Reproduce the data verbatim, from the line containing "pip-cooling-holes <box>6 26 8 28</box>" up to and including the line containing "r-text: R <box>451 7 458 18</box>".
* * * *
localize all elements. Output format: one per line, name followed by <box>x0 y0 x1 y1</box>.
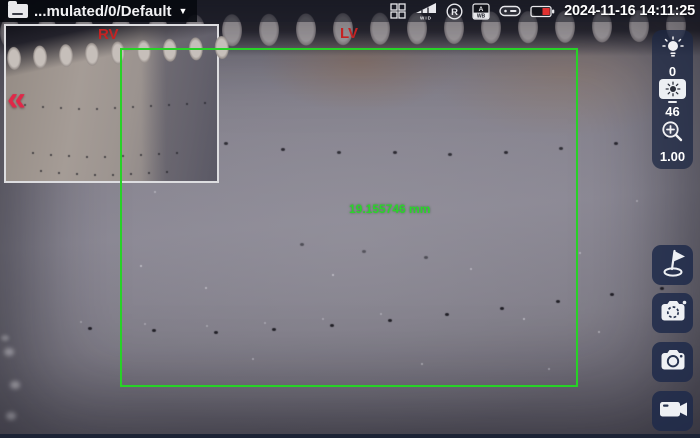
pip-cooling-holes <box>6 26 8 28</box>
storage-drive-icon <box>499 4 521 18</box>
led-brightness-value: 0 <box>669 65 676 78</box>
landmark-button[interactable] <box>652 245 693 285</box>
awb-wb-text: WB <box>477 13 486 19</box>
screen-brightness-button[interactable] <box>659 79 686 103</box>
measurement-area-rect <box>120 48 578 387</box>
battery-low-icon <box>530 5 555 18</box>
video-record-icon <box>656 394 690 429</box>
folder-icon <box>8 4 28 18</box>
wide-angle-wid-icon: WID <box>415 2 437 20</box>
auto-white-balance-icon: A WB <box>472 3 490 20</box>
file-path-selector[interactable]: ...mulated/0/Default ▼ <box>0 0 197 22</box>
timestamp: 2024-11-16 14:11:25 <box>564 3 695 19</box>
photo-capture-icon <box>656 345 690 380</box>
screen-brightness-value: 46 <box>665 105 679 118</box>
adjustment-panel: 0 46 <box>652 30 693 169</box>
top-bar: ...mulated/0/Default ▼ WID <box>0 0 700 22</box>
zoom-in-icon <box>660 119 685 149</box>
status-icons: WID R A WB <box>390 2 700 20</box>
r-text: R <box>451 7 458 18</box>
bottom-border <box>0 434 700 438</box>
wid-text: WID <box>420 16 432 21</box>
zoom-in-button[interactable] <box>660 119 685 149</box>
main-view-label-lv: LV <box>340 25 358 42</box>
freeze-frame-camera-icon <box>656 296 690 331</box>
led-brightness-icon <box>661 36 685 64</box>
pip-label-rv: RV <box>98 26 119 43</box>
borescope-app: RV « LV 19.155746 mm ...mulated/0/Defaul… <box>0 0 700 438</box>
record-r-icon: R <box>446 3 463 20</box>
digital-zoom-value: 1.00 <box>660 150 685 163</box>
dropdown-caret-icon: ▼ <box>179 6 188 16</box>
record-video-button[interactable] <box>652 391 693 431</box>
screen-brightness-icon <box>659 79 686 99</box>
capture-photo-button[interactable] <box>652 342 693 382</box>
freeze-frame-button[interactable] <box>652 293 693 333</box>
landmark-flag-icon <box>656 247 690 284</box>
collapse-pip-button[interactable]: « <box>7 82 26 116</box>
quad-view-grid-icon <box>390 3 406 19</box>
file-path-label: ...mulated/0/Default <box>34 3 172 20</box>
led-brightness-button[interactable] <box>661 36 685 64</box>
measurement-value: 19.155746 mm <box>349 202 430 216</box>
awb-a-text: A <box>479 6 484 13</box>
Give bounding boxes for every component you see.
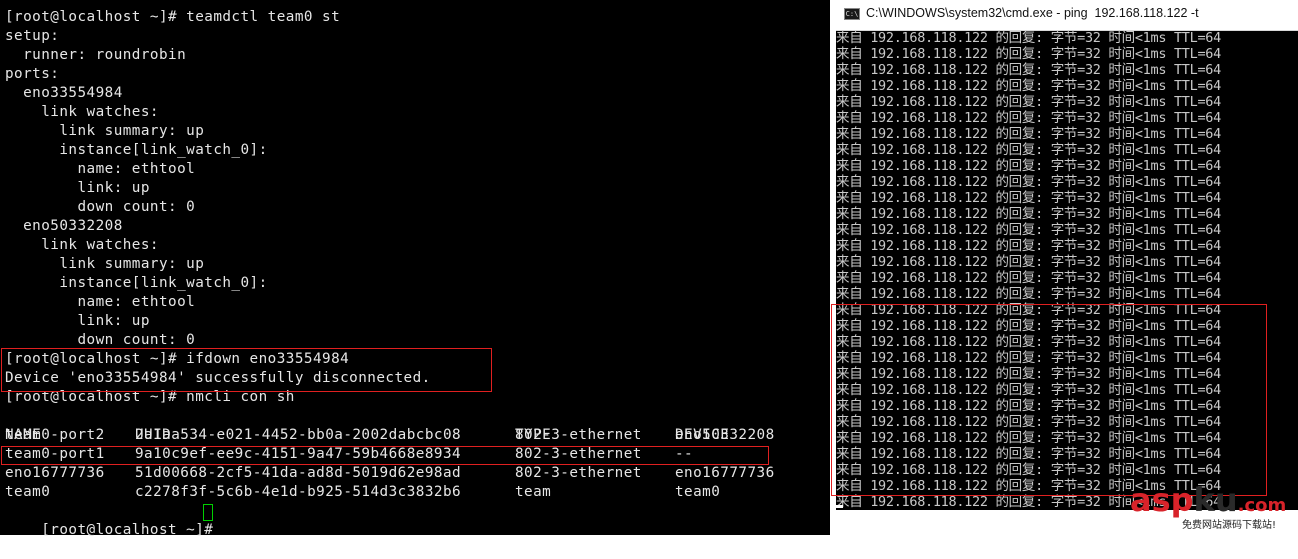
- terminal-line: runner: roundrobin: [5, 47, 187, 63]
- terminal-line: instance[link_watch_0]:: [5, 142, 268, 158]
- cell-name: team0: [5, 484, 51, 500]
- ping-reply-line: 来自 192.168.118.122 的回复: 字节=32 时间<1ms TTL…: [836, 286, 1221, 302]
- table-header-row: NAME UUID TYPE DEVICE: [5, 407, 729, 443]
- watermark-asp: asp: [1130, 481, 1194, 519]
- cell-uuid: 51d00668-2cf5-41da-ad8d-5019d62e98ad: [135, 465, 462, 481]
- watermark-subtitle: 免费网站源码下载站!: [1182, 520, 1277, 531]
- ping-reply-line: 来自 192.168.118.122 的回复: 字节=32 时间<1ms TTL…: [836, 190, 1221, 206]
- ping-reply-line: 来自 192.168.118.122 的回复: 字节=32 时间<1ms TTL…: [836, 94, 1221, 110]
- cmd-cursor: [836, 505, 843, 508]
- watermark-ku: ku: [1193, 481, 1238, 519]
- terminal-cursor: [203, 504, 213, 521]
- terminal-line: link summary: up: [5, 256, 205, 272]
- cell-type: team: [515, 484, 552, 500]
- ping-reply-line: 来自 192.168.118.122 的回复: 字节=32 时间<1ms TTL…: [836, 174, 1221, 190]
- cell-device: eno50332208: [675, 427, 775, 443]
- ping-reply-line: 来自 192.168.118.122 的回复: 字节=32 时间<1ms TTL…: [836, 270, 1221, 286]
- highlight-box-port1: [1, 446, 769, 465]
- terminal-line: name: ethtool: [5, 294, 196, 310]
- terminal-line: down count: 0: [5, 199, 196, 215]
- terminal-line: eno50332208: [5, 218, 123, 234]
- prompt-text: [root@localhost ~]#: [41, 522, 223, 538]
- terminal-line: [root@localhost ~]# teamdctl team0 st: [5, 9, 341, 25]
- terminal-line: instance[link_watch_0]:: [5, 275, 268, 291]
- cmd-titlebar[interactable]: C:\ C:\WINDOWS\system32\cmd.exe - ping 1…: [836, 0, 1298, 31]
- ping-reply-line: 来自 192.168.118.122 的回复: 字节=32 时间<1ms TTL…: [836, 110, 1221, 126]
- terminal-line: link: up: [5, 313, 150, 329]
- aspku-watermark: aspku.com 免费网站源码下载站!: [1130, 482, 1298, 535]
- ping-reply-line: 来自 192.168.118.122 的回复: 字节=32 时间<1ms TTL…: [836, 254, 1221, 270]
- terminal-prompt[interactable]: [root@localhost ~]#: [5, 502, 222, 538]
- ping-reply-line: 来自 192.168.118.122 的回复: 字节=32 时间<1ms TTL…: [836, 46, 1221, 62]
- ping-reply-line: 来自 192.168.118.122 的回复: 字节=32 时间<1ms TTL…: [836, 206, 1221, 222]
- terminal-line: link summary: up: [5, 123, 205, 139]
- ping-reply-line: 来自 192.168.118.122 的回复: 字节=32 时间<1ms TTL…: [836, 222, 1221, 238]
- ping-reply-line: 来自 192.168.118.122 的回复: 字节=32 时间<1ms TTL…: [836, 62, 1221, 78]
- terminal-line: setup:: [5, 28, 60, 44]
- ping-reply-line: 来自 192.168.118.122 的回复: 字节=32 时间<1ms TTL…: [836, 30, 1221, 46]
- terminal-line: eno33554984: [5, 85, 123, 101]
- terminal-line: link watches:: [5, 104, 159, 120]
- ping-reply-line: 来自 192.168.118.122 的回复: 字节=32 时间<1ms TTL…: [836, 238, 1221, 254]
- cell-device: team0: [675, 484, 721, 500]
- cell-name: team0-port2: [5, 427, 105, 443]
- cell-device: eno16777736: [675, 465, 775, 481]
- cell-name: eno16777736: [5, 465, 105, 481]
- ping-reply-line: 来自 192.168.118.122 的回复: 字节=32 时间<1ms TTL…: [836, 78, 1221, 94]
- ping-reply-line: 来自 192.168.118.122 的回复: 字节=32 时间<1ms TTL…: [836, 142, 1221, 158]
- highlight-box-ping-replies: [831, 304, 1267, 496]
- terminal-line: name: ethtool: [5, 161, 196, 177]
- terminal-line: link watches:: [5, 237, 159, 253]
- highlight-box-ifdown: [1, 348, 492, 392]
- terminal-line: link: up: [5, 180, 150, 196]
- ping-reply-line: 来自 192.168.118.122 的回复: 字节=32 时间<1ms TTL…: [836, 126, 1221, 142]
- cell-type: 802-3-ethernet: [515, 465, 642, 481]
- cell-uuid: 2a1aa534-e021-4452-bb0a-2002dabcbc08: [135, 427, 462, 443]
- linux-terminal[interactable]: [root@localhost ~]# teamdctl team0 st set…: [0, 0, 830, 538]
- cmd-window-icon: C:\: [844, 8, 860, 20]
- cell-uuid: c2278f3f-5c6b-4e1d-b925-514d3c3832b6: [135, 484, 462, 500]
- watermark-com: .com: [1237, 495, 1287, 516]
- ping-reply-line: 来自 192.168.118.122 的回复: 字节=32 时间<1ms TTL…: [836, 158, 1221, 174]
- cmd-window-title: C:\WINDOWS\system32\cmd.exe - ping 192.1…: [866, 6, 1199, 20]
- cell-type: 802-3-ethernet: [515, 427, 642, 443]
- terminal-line: ports:: [5, 66, 60, 82]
* * * *
--- Expected answer ---
pip-cooling-holes <box>6 26 8 28</box>
storage-drive-icon <box>499 4 521 18</box>
led-brightness-value: 0 <box>669 65 676 78</box>
landmark-button[interactable] <box>652 245 693 285</box>
awb-wb-text: WB <box>477 13 486 19</box>
screen-brightness-button[interactable] <box>659 79 686 103</box>
measurement-area-rect <box>120 48 578 387</box>
battery-low-icon <box>530 5 555 18</box>
video-record-icon <box>656 394 690 429</box>
folder-icon <box>8 4 28 18</box>
wide-angle-wid-icon: WID <box>415 2 437 20</box>
auto-white-balance-icon: A WB <box>472 3 490 20</box>
file-path-selector[interactable]: ...mulated/0/Default ▼ <box>0 0 197 22</box>
timestamp: 2024-11-16 14:11:25 <box>564 3 695 19</box>
photo-capture-icon <box>656 345 690 380</box>
screen-brightness-value: 46 <box>665 105 679 118</box>
adjustment-panel: 0 46 <box>652 30 693 169</box>
top-bar: ...mulated/0/Default ▼ WID <box>0 0 700 22</box>
zoom-in-icon <box>660 119 685 149</box>
status-icons: WID R A WB <box>390 2 700 20</box>
r-text: R <box>451 7 458 18</box>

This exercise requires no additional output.